* _THE TASK_: Repeat the lines that follow, leaving nothing out.

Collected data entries

============

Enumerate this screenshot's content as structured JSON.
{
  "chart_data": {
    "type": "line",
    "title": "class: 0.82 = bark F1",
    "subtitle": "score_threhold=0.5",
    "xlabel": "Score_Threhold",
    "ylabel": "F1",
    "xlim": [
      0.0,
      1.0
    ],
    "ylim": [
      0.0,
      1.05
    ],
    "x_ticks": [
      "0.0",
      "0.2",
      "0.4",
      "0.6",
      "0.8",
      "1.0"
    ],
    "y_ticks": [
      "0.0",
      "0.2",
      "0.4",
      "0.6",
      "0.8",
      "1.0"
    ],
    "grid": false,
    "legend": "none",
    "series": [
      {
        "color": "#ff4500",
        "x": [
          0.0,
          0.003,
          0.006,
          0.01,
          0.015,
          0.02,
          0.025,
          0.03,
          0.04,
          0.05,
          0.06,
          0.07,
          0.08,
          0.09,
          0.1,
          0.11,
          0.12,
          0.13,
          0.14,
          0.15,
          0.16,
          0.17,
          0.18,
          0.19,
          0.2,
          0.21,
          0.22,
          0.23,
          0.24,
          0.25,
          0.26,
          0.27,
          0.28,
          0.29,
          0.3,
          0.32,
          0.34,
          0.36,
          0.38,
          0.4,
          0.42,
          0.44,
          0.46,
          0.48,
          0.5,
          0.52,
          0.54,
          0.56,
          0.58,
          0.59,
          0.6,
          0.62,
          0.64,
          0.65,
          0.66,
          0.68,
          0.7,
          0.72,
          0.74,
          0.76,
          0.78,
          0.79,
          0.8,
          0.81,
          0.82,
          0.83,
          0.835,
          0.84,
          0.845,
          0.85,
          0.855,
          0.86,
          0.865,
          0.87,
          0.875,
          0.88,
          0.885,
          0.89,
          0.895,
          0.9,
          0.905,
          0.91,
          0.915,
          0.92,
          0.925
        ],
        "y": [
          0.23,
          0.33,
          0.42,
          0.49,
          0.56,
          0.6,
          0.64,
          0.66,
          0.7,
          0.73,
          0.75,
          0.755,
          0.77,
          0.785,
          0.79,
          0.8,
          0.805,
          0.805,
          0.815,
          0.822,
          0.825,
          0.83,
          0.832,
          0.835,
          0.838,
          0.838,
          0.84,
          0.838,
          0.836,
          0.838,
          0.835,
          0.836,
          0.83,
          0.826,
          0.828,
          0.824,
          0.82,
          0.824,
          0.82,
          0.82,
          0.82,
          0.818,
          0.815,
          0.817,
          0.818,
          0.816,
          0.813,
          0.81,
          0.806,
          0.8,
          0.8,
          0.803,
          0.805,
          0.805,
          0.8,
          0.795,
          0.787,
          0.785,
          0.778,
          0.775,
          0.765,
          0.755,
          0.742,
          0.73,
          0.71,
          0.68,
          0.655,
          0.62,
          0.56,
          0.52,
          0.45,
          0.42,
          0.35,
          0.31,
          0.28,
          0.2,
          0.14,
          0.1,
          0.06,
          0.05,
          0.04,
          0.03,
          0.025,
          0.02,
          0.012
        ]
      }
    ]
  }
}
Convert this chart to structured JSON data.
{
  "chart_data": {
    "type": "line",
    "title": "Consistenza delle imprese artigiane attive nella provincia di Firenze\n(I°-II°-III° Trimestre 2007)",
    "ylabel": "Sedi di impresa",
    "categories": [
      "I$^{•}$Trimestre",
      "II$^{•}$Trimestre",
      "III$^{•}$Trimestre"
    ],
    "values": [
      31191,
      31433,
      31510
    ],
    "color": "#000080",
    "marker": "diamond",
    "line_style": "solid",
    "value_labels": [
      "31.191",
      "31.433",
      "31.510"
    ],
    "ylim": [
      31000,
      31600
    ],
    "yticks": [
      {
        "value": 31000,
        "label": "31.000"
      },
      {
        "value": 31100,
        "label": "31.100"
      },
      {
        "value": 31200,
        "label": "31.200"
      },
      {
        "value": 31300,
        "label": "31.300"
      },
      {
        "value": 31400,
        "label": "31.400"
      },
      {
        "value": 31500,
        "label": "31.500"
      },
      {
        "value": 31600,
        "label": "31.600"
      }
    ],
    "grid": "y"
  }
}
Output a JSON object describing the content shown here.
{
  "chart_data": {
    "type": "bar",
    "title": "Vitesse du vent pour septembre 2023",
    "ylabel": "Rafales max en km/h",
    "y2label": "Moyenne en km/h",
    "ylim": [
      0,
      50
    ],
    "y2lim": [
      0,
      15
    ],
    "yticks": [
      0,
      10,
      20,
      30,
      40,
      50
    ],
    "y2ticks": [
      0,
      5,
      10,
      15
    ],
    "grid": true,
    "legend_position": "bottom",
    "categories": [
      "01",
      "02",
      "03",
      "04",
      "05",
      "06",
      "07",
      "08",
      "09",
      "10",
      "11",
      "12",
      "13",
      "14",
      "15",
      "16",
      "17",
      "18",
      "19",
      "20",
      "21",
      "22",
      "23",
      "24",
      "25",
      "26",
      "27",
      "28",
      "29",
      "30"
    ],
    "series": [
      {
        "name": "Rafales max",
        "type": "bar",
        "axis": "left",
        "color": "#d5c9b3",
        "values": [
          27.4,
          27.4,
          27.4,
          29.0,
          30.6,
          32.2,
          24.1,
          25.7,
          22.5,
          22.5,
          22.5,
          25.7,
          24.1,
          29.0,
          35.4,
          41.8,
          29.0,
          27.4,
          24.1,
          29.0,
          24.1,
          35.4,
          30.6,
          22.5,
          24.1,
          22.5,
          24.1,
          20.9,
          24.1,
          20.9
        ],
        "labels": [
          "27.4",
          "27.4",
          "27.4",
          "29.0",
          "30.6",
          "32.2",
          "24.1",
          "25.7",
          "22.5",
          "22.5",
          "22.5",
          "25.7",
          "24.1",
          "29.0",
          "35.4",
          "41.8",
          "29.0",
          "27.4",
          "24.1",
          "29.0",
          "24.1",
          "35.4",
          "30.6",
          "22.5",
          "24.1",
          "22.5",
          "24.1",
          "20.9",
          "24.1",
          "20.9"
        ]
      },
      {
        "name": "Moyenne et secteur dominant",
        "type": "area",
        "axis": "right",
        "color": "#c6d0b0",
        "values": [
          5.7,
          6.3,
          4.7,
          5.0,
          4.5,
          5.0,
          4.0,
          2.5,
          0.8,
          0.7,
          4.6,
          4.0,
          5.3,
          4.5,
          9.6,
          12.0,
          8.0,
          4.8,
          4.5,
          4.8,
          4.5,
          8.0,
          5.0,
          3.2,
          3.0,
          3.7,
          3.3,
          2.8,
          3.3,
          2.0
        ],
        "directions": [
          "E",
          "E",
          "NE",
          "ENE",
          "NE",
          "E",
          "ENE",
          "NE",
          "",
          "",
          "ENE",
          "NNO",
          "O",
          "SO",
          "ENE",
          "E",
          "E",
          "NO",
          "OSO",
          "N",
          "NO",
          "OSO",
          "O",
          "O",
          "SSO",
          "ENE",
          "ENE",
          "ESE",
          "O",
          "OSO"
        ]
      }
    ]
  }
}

============

* _FINAL ANSWER_:
Enumerate this screenshot's content as structured JSON.
{
  "chart_data": {
    "type": "line",
    "title": "class: 0.82 = bark F1",
    "subtitle": "score_threhold=0.5",
    "xlabel": "Score_Threhold",
    "ylabel": "F1",
    "xlim": [
      0.0,
      1.0
    ],
    "ylim": [
      0.0,
      1.05
    ],
    "x_ticks": [
      "0.0",
      "0.2",
      "0.4",
      "0.6",
      "0.8",
      "1.0"
    ],
    "y_ticks": [
      "0.0",
      "0.2",
      "0.4",
      "0.6",
      "0.8",
      "1.0"
    ],
    "grid": false,
    "legend": "none",
    "series": [
      {
        "color": "#ff4500",
        "x": [
          0.0,
          0.003,
          0.006,
          0.01,
          0.015,
          0.02,
          0.025,
          0.03,
          0.04,
          0.05,
          0.06,
          0.07,
          0.08,
          0.09,
          0.1,
          0.11,
          0.12,
          0.13,
          0.14,
          0.15,
          0.16,
          0.17,
          0.18,
          0.19,
          0.2,
          0.21,
          0.22,
          0.23,
          0.24,
          0.25,
          0.26,
          0.27,
          0.28,
          0.29,
          0.3,
          0.32,
          0.34,
          0.36,
          0.38,
          0.4,
          0.42,
          0.44,
          0.46,
          0.48,
          0.5,
          0.52,
          0.54,
          0.56,
          0.58,
          0.59,
          0.6,
          0.62,
          0.64,
          0.65,
          0.66,
          0.68,
          0.7,
          0.72,
          0.74,
          0.76,
          0.78,
          0.79,
          0.8,
          0.81,
          0.82,
          0.83,
          0.835,
          0.84,
          0.845,
          0.85,
          0.855,
          0.86,
          0.865,
          0.87,
          0.875,
          0.88,
          0.885,
          0.89,
          0.895,
          0.9,
          0.905,
          0.91,
          0.915,
          0.92,
          0.925
        ],
        "y": [
          0.23,
          0.33,
          0.42,
          0.49,
          0.56,
          0.6,
          0.64,
          0.66,
          0.7,
          0.73,
          0.75,
          0.755,
          0.77,
          0.785,
          0.79,
          0.8,
          0.805,
          0.805,
          0.815,
          0.822,
          0.825,
          0.83,
          0.832,
          0.835,
          0.838,
          0.838,
          0.84,
          0.838,
          0.836,
          0.838,
          0.835,
          0.836,
          0.83,
          0.826,
          0.828,
          0.824,
          0.82,
          0.824,
          0.82,
          0.82,
          0.82,
          0.818,
          0.815,
          0.817,
          0.818,
          0.816,
          0.813,
          0.81,
          0.806,
          0.8,
          0.8,
          0.803,
          0.805,
          0.805,
          0.8,
          0.795,
          0.787,
          0.785,
          0.778,
          0.775,
          0.765,
          0.755,
          0.742,
          0.73,
          0.71,
          0.68,
          0.655,
          0.62,
          0.56,
          0.52,
          0.45,
          0.42,
          0.35,
          0.31,
          0.28,
          0.2,
          0.14,
          0.1,
          0.06,
          0.05,
          0.04,
          0.03,
          0.025,
          0.02,
          0.012
        ]
      }
    ]
  }
}
Convert this chart to structured JSON data.
{
  "chart_data": {
    "type": "line",
    "title": "Consistenza delle imprese artigiane attive nella provincia di Firenze\n(I°-II°-III° Trimestre 2007)",
    "ylabel": "Sedi di impresa",
    "categories": [
      "I$^{•}$Trimestre",
      "II$^{•}$Trimestre",
      "III$^{•}$Trimestre"
    ],
    "values": [
      31191,
      31433,
      31510
    ],
    "color": "#000080",
    "marker": "diamond",
    "line_style": "solid",
    "value_labels": [
      "31.191",
      "31.433",
      "31.510"
    ],
    "ylim": [
      31000,
      31600
    ],
    "yticks": [
      {
        "value": 31000,
        "label": "31.000"
      },
      {
        "value": 31100,
        "label": "31.100"
      },
      {
        "value": 31200,
        "label": "31.200"
      },
      {
        "value": 31300,
        "label": "31.300"
      },
      {
        "value": 31400,
        "label": "31.400"
      },
      {
        "value": 31500,
        "label": "31.500"
      },
      {
        "value": 31600,
        "label": "31.600"
      }
    ],
    "grid": "y"
  }
}
Output a JSON object describing the content shown here.
{
  "chart_data": {
    "type": "bar",
    "title": "Vitesse du vent pour septembre 2023",
    "ylabel": "Rafales max en km/h",
    "y2label": "Moyenne en km/h",
    "ylim": [
      0,
      50
    ],
    "y2lim": [
      0,
      15
    ],
    "yticks": [
      0,
      10,
      20,
      30,
      40,
      50
    ],
    "y2ticks": [
      0,
      5,
      10,
      15
    ],
    "grid": true,
    "legend_position": "bottom",
    "categories": [
      "01",
      "02",
      "03",
      "04",
      "05",
      "06",
      "07",
      "08",
      "09",
      "10",
      "11",
      "12",
      "13",
      "14",
      "15",
      "16",
      "17",
      "18",
      "19",
      "20",
      "21",
      "22",
      "23",
      "24",
      "25",
      "26",
      "27",
      "28",
      "29",
      "30"
    ],
    "series": [
      {
        "name": "Rafales max",
        "type": "bar",
        "axis": "left",
        "color": "#d5c9b3",
        "values": [
          27.4,
          27.4,
          27.4,
          29.0,
          30.6,
          32.2,
          24.1,
          25.7,
          22.5,
          22.5,
          22.5,
          25.7,
          24.1,
          29.0,
          35.4,
          41.8,
          29.0,
          27.4,
          24.1,
          29.0,
          24.1,
          35.4,
          30.6,
          22.5,
          24.1,
          22.5,
          24.1,
          20.9,
          24.1,
          20.9
        ],
        "labels": [
          "27.4",
          "27.4",
          "27.4",
          "29.0",
          "30.6",
          "32.2",
          "24.1",
          "25.7",
          "22.5",
          "22.5",
          "22.5",
          "25.7",
          "24.1",
          "29.0",
          "35.4",
          "41.8",
          "29.0",
          "27.4",
          "24.1",
          "29.0",
          "24.1",
          "35.4",
          "30.6",
          "22.5",
          "24.1",
          "22.5",
          "24.1",
          "20.9",
          "24.1",
          "20.9"
        ]
      },
      {
        "name": "Moyenne et secteur dominant",
        "type": "area",
        "axis": "right",
        "color": "#c6d0b0",
        "values": [
          5.7,
          6.3,
          4.7,
          5.0,
          4.5,
          5.0,
          4.0,
          2.5,
          0.8,
          0.7,
          4.6,
          4.0,
          5.3,
          4.5,
          9.6,
          12.0,
          8.0,
          4.8,
          4.5,
          4.8,
          4.5,
          8.0,
          5.0,
          3.2,
          3.0,
          3.7,
          3.3,
          2.8,
          3.3,
          2.0
        ],
        "directions": [
          "E",
          "E",
          "NE",
          "ENE",
          "NE",
          "E",
          "ENE",
          "NE",
          "",
          "",
          "ENE",
          "NNO",
          "O",
          "SO",
          "ENE",
          "E",
          "E",
          "NO",
          "OSO",
          "N",
          "NO",
          "OSO",
          "O",
          "O",
          "SSO",
          "ENE",
          "ENE",
          "ESE",
          "O",
          "OSO"
        ]
      }
    ]
  }
}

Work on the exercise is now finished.